◆ **WHAT TO DO**: Of all the lines in this data, how many include "genial"? Respond with the number only.

◆ **PROVIDED RECORDS**:
──────

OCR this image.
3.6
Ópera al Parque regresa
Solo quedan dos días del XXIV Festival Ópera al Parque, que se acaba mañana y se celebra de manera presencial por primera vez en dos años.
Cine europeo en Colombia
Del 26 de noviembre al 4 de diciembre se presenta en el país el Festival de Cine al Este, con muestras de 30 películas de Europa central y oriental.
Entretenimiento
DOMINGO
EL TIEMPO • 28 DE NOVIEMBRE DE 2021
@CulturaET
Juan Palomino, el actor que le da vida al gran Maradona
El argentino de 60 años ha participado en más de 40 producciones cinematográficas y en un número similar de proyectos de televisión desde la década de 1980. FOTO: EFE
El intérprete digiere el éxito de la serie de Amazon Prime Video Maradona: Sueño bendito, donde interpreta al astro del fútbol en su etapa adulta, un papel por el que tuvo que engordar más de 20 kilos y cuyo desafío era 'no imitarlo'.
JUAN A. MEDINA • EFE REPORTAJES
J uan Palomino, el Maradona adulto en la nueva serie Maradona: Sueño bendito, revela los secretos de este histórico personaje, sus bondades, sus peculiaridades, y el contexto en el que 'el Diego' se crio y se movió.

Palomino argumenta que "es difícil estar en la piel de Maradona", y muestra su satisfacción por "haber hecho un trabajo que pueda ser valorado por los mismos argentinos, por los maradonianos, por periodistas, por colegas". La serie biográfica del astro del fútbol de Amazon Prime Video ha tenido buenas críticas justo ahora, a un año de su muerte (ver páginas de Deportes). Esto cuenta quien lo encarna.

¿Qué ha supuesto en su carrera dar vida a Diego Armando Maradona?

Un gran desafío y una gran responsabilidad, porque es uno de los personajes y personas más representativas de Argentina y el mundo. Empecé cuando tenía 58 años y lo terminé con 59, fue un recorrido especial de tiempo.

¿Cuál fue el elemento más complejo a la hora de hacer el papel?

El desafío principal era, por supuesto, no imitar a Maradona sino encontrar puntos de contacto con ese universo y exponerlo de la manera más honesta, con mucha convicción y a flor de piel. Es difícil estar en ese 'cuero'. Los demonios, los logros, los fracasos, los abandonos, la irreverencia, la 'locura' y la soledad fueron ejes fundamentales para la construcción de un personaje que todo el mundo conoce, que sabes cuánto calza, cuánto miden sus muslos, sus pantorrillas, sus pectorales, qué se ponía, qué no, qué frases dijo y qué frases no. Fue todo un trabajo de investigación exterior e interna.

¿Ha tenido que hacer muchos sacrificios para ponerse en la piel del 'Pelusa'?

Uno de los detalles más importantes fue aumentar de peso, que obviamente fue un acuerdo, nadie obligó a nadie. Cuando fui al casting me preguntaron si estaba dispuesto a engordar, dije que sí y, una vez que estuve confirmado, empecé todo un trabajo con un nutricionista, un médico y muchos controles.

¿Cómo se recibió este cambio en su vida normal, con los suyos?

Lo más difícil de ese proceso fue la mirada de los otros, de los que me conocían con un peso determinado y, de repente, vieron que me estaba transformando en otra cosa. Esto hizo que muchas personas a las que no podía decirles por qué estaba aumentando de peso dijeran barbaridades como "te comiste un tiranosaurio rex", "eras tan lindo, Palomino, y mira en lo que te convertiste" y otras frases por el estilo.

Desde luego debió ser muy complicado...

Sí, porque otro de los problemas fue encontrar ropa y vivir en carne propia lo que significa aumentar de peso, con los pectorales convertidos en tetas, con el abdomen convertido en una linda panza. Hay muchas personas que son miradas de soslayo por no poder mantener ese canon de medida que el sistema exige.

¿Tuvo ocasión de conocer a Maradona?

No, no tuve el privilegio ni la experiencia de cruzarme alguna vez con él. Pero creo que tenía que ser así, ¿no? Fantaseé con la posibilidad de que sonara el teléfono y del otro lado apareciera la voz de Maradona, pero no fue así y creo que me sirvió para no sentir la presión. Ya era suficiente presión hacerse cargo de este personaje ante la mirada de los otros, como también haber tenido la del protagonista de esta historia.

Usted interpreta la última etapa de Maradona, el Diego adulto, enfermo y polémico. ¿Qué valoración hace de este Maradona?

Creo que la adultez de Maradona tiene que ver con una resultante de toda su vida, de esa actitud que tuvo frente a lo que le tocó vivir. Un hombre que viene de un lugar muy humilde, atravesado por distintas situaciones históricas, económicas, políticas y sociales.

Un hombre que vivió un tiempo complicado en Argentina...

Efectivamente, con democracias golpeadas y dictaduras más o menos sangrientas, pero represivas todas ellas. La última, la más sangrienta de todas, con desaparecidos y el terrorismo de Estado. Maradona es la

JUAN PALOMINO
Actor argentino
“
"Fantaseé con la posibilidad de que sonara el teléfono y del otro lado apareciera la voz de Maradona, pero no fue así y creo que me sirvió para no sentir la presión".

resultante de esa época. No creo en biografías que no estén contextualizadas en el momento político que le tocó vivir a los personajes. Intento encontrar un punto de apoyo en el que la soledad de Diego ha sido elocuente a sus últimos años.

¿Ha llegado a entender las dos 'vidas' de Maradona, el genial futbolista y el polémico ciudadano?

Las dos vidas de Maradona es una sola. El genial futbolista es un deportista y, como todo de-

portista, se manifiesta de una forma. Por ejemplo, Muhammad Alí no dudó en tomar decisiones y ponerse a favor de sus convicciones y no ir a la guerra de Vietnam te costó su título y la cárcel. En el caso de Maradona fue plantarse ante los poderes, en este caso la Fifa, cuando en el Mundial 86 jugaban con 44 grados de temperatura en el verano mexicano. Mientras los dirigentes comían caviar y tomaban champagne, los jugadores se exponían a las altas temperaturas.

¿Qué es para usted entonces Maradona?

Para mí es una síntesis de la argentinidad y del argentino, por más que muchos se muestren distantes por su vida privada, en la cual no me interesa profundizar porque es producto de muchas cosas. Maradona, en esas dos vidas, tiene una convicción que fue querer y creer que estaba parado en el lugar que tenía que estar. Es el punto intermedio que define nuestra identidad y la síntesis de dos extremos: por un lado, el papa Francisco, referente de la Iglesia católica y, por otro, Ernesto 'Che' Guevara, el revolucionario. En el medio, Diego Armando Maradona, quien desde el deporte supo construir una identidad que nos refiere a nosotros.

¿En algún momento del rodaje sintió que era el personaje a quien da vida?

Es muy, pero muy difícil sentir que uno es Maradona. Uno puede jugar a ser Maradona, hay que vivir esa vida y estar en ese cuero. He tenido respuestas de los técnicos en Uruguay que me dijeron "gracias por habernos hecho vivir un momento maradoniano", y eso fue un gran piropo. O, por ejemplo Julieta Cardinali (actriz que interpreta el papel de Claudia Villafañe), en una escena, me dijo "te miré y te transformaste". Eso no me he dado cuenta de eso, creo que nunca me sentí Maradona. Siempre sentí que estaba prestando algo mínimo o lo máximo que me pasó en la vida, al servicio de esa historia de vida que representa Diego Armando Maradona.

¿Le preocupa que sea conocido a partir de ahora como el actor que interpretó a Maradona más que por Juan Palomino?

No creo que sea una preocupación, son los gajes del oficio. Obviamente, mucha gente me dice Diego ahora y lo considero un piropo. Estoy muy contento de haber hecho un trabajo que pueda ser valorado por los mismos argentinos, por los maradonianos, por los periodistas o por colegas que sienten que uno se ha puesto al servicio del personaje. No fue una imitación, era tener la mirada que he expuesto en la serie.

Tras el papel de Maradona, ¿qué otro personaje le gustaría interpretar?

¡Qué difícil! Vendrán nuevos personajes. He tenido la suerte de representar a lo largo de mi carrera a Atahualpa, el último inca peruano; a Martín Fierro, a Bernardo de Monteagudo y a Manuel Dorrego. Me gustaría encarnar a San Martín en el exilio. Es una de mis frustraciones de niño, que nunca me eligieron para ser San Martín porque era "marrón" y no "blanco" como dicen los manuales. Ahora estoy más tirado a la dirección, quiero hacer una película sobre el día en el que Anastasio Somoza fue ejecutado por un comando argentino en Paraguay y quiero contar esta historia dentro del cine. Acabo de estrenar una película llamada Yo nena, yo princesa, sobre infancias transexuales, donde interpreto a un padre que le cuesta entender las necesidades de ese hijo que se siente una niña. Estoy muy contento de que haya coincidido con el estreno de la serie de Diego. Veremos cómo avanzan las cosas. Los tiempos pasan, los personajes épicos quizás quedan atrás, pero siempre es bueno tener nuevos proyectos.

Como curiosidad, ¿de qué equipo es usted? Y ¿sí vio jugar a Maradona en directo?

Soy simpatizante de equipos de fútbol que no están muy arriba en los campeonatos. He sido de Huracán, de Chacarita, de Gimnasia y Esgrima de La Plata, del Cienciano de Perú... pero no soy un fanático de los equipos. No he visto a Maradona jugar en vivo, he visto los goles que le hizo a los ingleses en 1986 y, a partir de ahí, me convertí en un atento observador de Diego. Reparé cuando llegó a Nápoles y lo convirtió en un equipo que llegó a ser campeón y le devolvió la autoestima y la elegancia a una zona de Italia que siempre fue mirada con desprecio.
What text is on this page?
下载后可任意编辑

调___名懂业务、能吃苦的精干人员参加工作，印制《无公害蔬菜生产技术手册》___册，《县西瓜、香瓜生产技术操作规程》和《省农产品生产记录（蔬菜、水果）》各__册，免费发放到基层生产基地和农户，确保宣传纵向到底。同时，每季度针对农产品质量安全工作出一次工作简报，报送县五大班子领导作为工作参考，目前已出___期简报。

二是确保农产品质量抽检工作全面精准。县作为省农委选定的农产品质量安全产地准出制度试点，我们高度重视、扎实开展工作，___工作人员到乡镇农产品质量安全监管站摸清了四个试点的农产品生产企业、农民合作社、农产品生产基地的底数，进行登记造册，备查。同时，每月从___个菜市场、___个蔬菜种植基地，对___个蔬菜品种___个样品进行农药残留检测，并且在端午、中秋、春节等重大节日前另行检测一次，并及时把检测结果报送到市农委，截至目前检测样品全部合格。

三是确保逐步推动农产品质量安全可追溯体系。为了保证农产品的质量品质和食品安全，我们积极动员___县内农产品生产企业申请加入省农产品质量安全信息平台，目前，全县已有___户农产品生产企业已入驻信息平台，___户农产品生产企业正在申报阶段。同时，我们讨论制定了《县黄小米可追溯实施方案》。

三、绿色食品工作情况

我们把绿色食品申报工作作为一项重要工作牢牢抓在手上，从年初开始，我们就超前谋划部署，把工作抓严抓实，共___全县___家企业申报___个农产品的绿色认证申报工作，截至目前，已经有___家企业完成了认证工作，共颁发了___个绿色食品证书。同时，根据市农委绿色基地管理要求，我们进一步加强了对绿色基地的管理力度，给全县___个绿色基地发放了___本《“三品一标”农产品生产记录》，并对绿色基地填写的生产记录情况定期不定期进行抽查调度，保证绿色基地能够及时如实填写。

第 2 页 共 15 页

──────

◆ **FINAL RESULT**: 2